#### AIM:
Transcribe the records below exactly, leaving out any pictures.

※ ※ ※

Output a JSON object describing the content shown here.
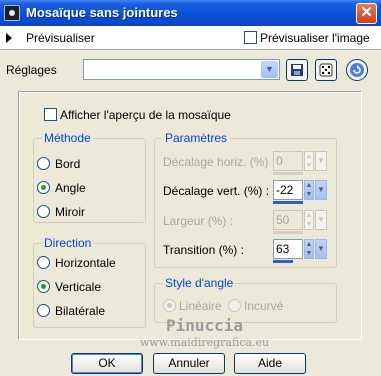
{
  "window": {
    "title": "Mosaïque sans jointures",
    "close_glyph": "✕"
  },
  "preview": {
    "expand_label": "Prévisualiser",
    "preview_image_label": "Prévisualiser l'image",
    "preview_image_checked": false
  },
  "settings": {
    "label": "Réglages",
    "selected_value": ""
  },
  "show_preview_tile": {
    "label": "Afficher l'aperçu de la mosaïque",
    "checked": false
  },
  "method": {
    "title": "Méthode",
    "options": [
      {
        "label": "Bord",
        "selected": false
      },
      {
        "label": "Angle",
        "selected": true
      },
      {
        "label": "Miroir",
        "selected": false
      }
    ]
  },
  "direction": {
    "title": "Direction",
    "options": [
      {
        "label": "Horizontale",
        "selected": false
      },
      {
        "label": "Verticale",
        "selected": true
      },
      {
        "label": "Bilatérale",
        "selected": false
      }
    ]
  },
  "parameters": {
    "title": "Paramètres",
    "fields": [
      {
        "label": "Décalage horiz. (%) :",
        "value": "0",
        "enabled": false
      },
      {
        "label": "Décalage vert. (%) :",
        "value": "-22",
        "enabled": true
      },
      {
        "label": "Largeur (%) :",
        "value": "50",
        "enabled": false
      },
      {
        "label": "Transition (%) :",
        "value": "63",
        "enabled": true
      }
    ]
  },
  "angle_style": {
    "title": "Style d'angle",
    "options": [
      {
        "label": "Linéaire",
        "selected": true,
        "enabled": false
      },
      {
        "label": "Incurvé",
        "selected": false,
        "enabled": false
      }
    ]
  },
  "watermark": {
    "name": "Pinuccia",
    "site": "www.maidiregrafica.eu"
  },
  "buttons": {
    "ok": "OK",
    "cancel": "Annuler",
    "help": "Aide"
  },
  "icons": [
    "app-icon",
    "close-icon",
    "expand-arrow-icon",
    "save-icon",
    "random-dice-icon",
    "reset-icon",
    "chevron-down-icon",
    "spin-up-icon",
    "spin-down-icon"
  ]
}
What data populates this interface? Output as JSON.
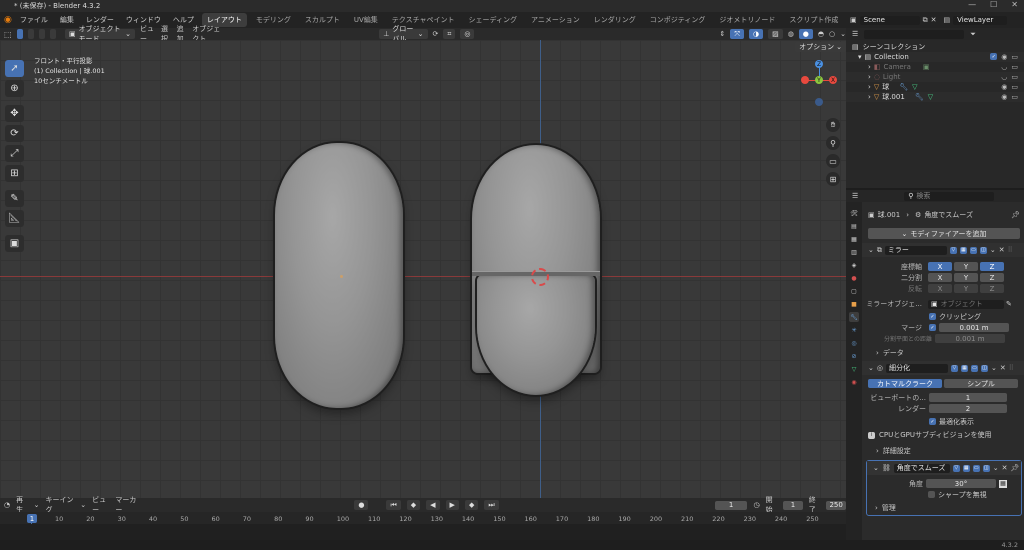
{
  "titlebar": {
    "title": "* (未保存) - Blender 4.3.2"
  },
  "menu": {
    "items": [
      "ファイル",
      "編集",
      "レンダー",
      "ウィンドウ",
      "ヘルプ"
    ],
    "workspaces": [
      "レイアウト",
      "モデリング",
      "スカルプト",
      "UV編集",
      "テクスチャペイント",
      "シェーディング",
      "アニメーション",
      "レンダリング",
      "コンポジティング",
      "ジオメトリノード",
      "スクリプト作成"
    ],
    "add_tab": "+"
  },
  "viewport": {
    "mode": "オブジェクトモード",
    "menus": [
      "ビュー",
      "選択",
      "追加",
      "オブジェクト"
    ],
    "transform": "グローバル",
    "options": "オプション",
    "info": {
      "line1": "フロント・平行投影",
      "line2": "(1) Collection | 球.001",
      "line3": "10センチメートル"
    },
    "gizmo": {
      "x": "X",
      "y": "Y",
      "z": "Z"
    }
  },
  "timeline": {
    "menus": [
      "再生",
      "キーイング",
      "ビュー",
      "マーカー"
    ],
    "current_frame": "1",
    "start_label": "開始",
    "start": "1",
    "end_label": "終了",
    "end": "250",
    "ruler": [
      "10",
      "20",
      "30",
      "40",
      "50",
      "60",
      "70",
      "80",
      "90",
      "100",
      "110",
      "120",
      "130",
      "140",
      "150",
      "160",
      "170",
      "180",
      "190",
      "200",
      "210",
      "220",
      "230",
      "240",
      "250"
    ],
    "ruler_current": "1"
  },
  "status": {
    "version": "4.3.2"
  },
  "topright": {
    "scene": "Scene",
    "viewlayer": "ViewLayer"
  },
  "outliner": {
    "scene_collection": "シーンコレクション",
    "collection": "Collection",
    "items": [
      {
        "name": "Camera",
        "hidden": true
      },
      {
        "name": "Light",
        "hidden": true
      },
      {
        "name": "球",
        "hidden": false
      },
      {
        "name": "球.001",
        "hidden": false
      }
    ]
  },
  "properties": {
    "search_placeholder": "検索",
    "breadcrumb_object": "球.001",
    "breadcrumb_modifier": "角度でスムーズ",
    "add_modifier": "モディファイアーを追加",
    "mirror": {
      "name": "ミラー",
      "axis_label": "座標軸",
      "bisect_label": "二分割",
      "flip_label": "反転",
      "x": "X",
      "y": "Y",
      "z": "Z",
      "mirror_object_label": "ミラーオブジェ...",
      "mirror_object_placeholder": "オブジェクト",
      "clipping_label": "クリッピング",
      "merge_label": "マージ",
      "merge_value": "0.001 m",
      "bisect_distance_label": "分割平面との距離",
      "bisect_distance_value": "0.001 m",
      "data_label": "データ"
    },
    "subsurf": {
      "name": "細分化",
      "catmull": "カトマルクラーク",
      "simple": "シンプル",
      "viewport_label": "ビューポートの...",
      "viewport_value": "1",
      "render_label": "レンダー",
      "render_value": "2",
      "optimal_label": "最適化表示",
      "gpu_note": "CPUとGPUサブディビジョンを使用",
      "advanced_label": "詳細設定"
    },
    "smooth": {
      "name": "角度でスムーズ",
      "angle_label": "角度",
      "angle_value": "30°",
      "ignore_sharp_label": "シャープを無視",
      "manage_label": "管理"
    }
  },
  "colors": {
    "accent": "#4772b3",
    "header": "#2a2a2a",
    "viewport": "#393939",
    "x_axis": "#e8493e",
    "y_axis": "#8cc63f",
    "z_axis": "#4a90e2"
  }
}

※ ※ ※

#### ANSWER TO THE EXERCISE:
Output a JSON object describing the content shown here.
{
  "window": {
    "title": "Mosaïque sans jointures",
    "close_glyph": "✕"
  },
  "preview": {
    "expand_label": "Prévisualiser",
    "preview_image_label": "Prévisualiser l'image",
    "preview_image_checked": false
  },
  "settings": {
    "label": "Réglages",
    "selected_value": ""
  },
  "show_preview_tile": {
    "label": "Afficher l'aperçu de la mosaïque",
    "checked": false
  },
  "method": {
    "title": "Méthode",
    "options": [
      {
        "label": "Bord",
        "selected": false
      },
      {
        "label": "Angle",
        "selected": true
      },
      {
        "label": "Miroir",
        "selected": false
      }
    ]
  },
  "direction": {
    "title": "Direction",
    "options": [
      {
        "label": "Horizontale",
        "selected": false
      },
      {
        "label": "Verticale",
        "selected": true
      },
      {
        "label": "Bilatérale",
        "selected": false
      }
    ]
  },
  "parameters": {
    "title": "Paramètres",
    "fields": [
      {
        "label": "Décalage horiz. (%) :",
        "value": "0",
        "enabled": false
      },
      {
        "label": "Décalage vert. (%) :",
        "value": "-22",
        "enabled": true
      },
      {
        "label": "Largeur (%) :",
        "value": "50",
        "enabled": false
      },
      {
        "label": "Transition (%) :",
        "value": "63",
        "enabled": true
      }
    ]
  },
  "angle_style": {
    "title": "Style d'angle",
    "options": [
      {
        "label": "Linéaire",
        "selected": true,
        "enabled": false
      },
      {
        "label": "Incurvé",
        "selected": false,
        "enabled": false
      }
    ]
  },
  "watermark": {
    "name": "Pinuccia",
    "site": "www.maidiregrafica.eu"
  },
  "buttons": {
    "ok": "OK",
    "cancel": "Annuler",
    "help": "Aide"
  },
  "icons": [
    "app-icon",
    "close-icon",
    "expand-arrow-icon",
    "save-icon",
    "random-dice-icon",
    "reset-icon",
    "chevron-down-icon",
    "spin-up-icon",
    "spin-down-icon"
  ]
}
What data populates this interface? Output as JSON.
{
  "titlebar": {
    "title": "* (未保存) - Blender 4.3.2"
  },
  "menu": {
    "items": [
      "ファイル",
      "編集",
      "レンダー",
      "ウィンドウ",
      "ヘルプ"
    ],
    "workspaces": [
      "レイアウト",
      "モデリング",
      "スカルプト",
      "UV編集",
      "テクスチャペイント",
      "シェーディング",
      "アニメーション",
      "レンダリング",
      "コンポジティング",
      "ジオメトリノード",
      "スクリプト作成"
    ],
    "add_tab": "+"
  },
  "viewport": {
    "mode": "オブジェクトモード",
    "menus": [
      "ビュー",
      "選択",
      "追加",
      "オブジェクト"
    ],
    "transform": "グローバル",
    "options": "オプション",
    "info": {
      "line1": "フロント・平行投影",
      "line2": "(1) Collection | 球.001",
      "line3": "10センチメートル"
    },
    "gizmo": {
      "x": "X",
      "y": "Y",
      "z": "Z"
    }
  },
  "timeline": {
    "menus": [
      "再生",
      "キーイング",
      "ビュー",
      "マーカー"
    ],
    "current_frame": "1",
    "start_label": "開始",
    "start": "1",
    "end_label": "終了",
    "end": "250",
    "ruler": [
      "10",
      "20",
      "30",
      "40",
      "50",
      "60",
      "70",
      "80",
      "90",
      "100",
      "110",
      "120",
      "130",
      "140",
      "150",
      "160",
      "170",
      "180",
      "190",
      "200",
      "210",
      "220",
      "230",
      "240",
      "250"
    ],
    "ruler_current": "1"
  },
  "status": {
    "version": "4.3.2"
  },
  "topright": {
    "scene": "Scene",
    "viewlayer": "ViewLayer"
  },
  "outliner": {
    "scene_collection": "シーンコレクション",
    "collection": "Collection",
    "items": [
      {
        "name": "Camera",
        "hidden": true
      },
      {
        "name": "Light",
        "hidden": true
      },
      {
        "name": "球",
        "hidden": false
      },
      {
        "name": "球.001",
        "hidden": false
      }
    ]
  },
  "properties": {
    "search_placeholder": "検索",
    "breadcrumb_object": "球.001",
    "breadcrumb_modifier": "角度でスムーズ",
    "add_modifier": "モディファイアーを追加",
    "mirror": {
      "name": "ミラー",
      "axis_label": "座標軸",
      "bisect_label": "二分割",
      "flip_label": "反転",
      "x": "X",
      "y": "Y",
      "z": "Z",
      "mirror_object_label": "ミラーオブジェ...",
      "mirror_object_placeholder": "オブジェクト",
      "clipping_label": "クリッピング",
      "merge_label": "マージ",
      "merge_value": "0.001 m",
      "bisect_distance_label": "分割平面との距離",
      "bisect_distance_value": "0.001 m",
      "data_label": "データ"
    },
    "subsurf": {
      "name": "細分化",
      "catmull": "カトマルクラーク",
      "simple": "シンプル",
      "viewport_label": "ビューポートの...",
      "viewport_value": "1",
      "render_label": "レンダー",
      "render_value": "2",
      "optimal_label": "最適化表示",
      "gpu_note": "CPUとGPUサブディビジョンを使用",
      "advanced_label": "詳細設定"
    },
    "smooth": {
      "name": "角度でスムーズ",
      "angle_label": "角度",
      "angle_value": "30°",
      "ignore_sharp_label": "シャープを無視",
      "manage_label": "管理"
    }
  },
  "colors": {
    "accent": "#4772b3",
    "header": "#2a2a2a",
    "viewport": "#393939",
    "x_axis": "#e8493e",
    "y_axis": "#8cc63f",
    "z_axis": "#4a90e2"
  }
}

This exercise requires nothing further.